** Begin Data excerpts **

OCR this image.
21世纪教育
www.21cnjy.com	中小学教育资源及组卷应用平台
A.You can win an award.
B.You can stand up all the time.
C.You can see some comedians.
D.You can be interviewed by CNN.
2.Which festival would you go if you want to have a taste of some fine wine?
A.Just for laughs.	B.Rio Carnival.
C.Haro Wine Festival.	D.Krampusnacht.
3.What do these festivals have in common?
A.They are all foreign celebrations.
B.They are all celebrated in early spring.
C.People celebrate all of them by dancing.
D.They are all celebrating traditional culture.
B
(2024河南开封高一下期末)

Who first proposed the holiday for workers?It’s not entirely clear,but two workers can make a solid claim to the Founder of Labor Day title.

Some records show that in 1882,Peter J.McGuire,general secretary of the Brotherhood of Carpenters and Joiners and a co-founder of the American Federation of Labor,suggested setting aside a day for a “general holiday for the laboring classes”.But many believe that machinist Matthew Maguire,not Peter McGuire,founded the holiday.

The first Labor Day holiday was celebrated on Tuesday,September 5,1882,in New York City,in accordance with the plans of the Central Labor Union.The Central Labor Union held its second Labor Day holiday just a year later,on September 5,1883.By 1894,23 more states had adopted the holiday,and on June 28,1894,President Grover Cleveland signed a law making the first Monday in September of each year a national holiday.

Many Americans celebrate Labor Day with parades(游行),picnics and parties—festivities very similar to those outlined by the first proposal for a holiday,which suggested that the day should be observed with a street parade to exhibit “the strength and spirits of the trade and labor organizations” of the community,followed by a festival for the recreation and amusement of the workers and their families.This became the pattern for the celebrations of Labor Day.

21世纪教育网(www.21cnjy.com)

** End Data excerpts **

Pick out the lines containing the word "They" and show them.

Output of the task:
A.They are all foreign celebrations.
B.They are all celebrated in early spring.
D.They are all celebrating traditional culture.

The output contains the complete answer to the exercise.